● REQUIRED WORK
Where a line in the listing contains the string "Remove", copy that line out.
-- Begin --
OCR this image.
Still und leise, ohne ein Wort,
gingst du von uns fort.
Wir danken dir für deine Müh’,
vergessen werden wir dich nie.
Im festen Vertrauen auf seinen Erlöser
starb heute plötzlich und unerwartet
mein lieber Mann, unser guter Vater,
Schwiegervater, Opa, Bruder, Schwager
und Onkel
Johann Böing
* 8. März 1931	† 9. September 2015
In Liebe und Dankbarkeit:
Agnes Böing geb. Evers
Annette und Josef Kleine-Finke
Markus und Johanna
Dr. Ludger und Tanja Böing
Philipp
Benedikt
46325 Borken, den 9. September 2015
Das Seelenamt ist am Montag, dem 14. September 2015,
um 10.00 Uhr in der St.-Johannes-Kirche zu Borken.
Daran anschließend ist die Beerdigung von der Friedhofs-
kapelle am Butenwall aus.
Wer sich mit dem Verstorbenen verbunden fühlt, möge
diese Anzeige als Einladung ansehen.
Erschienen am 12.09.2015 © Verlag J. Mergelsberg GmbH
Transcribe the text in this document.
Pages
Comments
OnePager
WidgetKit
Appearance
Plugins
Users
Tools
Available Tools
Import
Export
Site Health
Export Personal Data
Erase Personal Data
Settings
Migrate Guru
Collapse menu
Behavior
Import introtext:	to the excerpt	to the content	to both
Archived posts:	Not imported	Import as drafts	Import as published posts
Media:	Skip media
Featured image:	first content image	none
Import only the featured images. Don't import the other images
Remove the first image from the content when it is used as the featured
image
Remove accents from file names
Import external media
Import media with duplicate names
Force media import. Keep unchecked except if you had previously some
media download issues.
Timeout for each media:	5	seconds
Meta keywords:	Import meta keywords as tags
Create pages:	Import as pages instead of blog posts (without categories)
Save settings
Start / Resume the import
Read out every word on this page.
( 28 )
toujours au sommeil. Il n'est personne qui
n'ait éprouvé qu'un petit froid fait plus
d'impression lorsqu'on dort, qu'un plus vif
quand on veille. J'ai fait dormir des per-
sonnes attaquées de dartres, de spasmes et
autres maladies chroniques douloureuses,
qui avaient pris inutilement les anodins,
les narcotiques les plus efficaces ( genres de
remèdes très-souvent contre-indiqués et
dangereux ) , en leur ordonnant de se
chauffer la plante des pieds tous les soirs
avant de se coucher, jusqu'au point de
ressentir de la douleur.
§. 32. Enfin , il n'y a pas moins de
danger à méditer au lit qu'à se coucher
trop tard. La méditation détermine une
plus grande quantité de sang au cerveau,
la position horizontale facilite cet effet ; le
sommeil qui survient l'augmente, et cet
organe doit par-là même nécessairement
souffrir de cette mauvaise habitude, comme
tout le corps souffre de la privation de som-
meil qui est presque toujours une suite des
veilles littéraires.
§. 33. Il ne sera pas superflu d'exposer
-- End --
● REPLY
Remove the first image from the content when it is used as the featured
Remove accents from file names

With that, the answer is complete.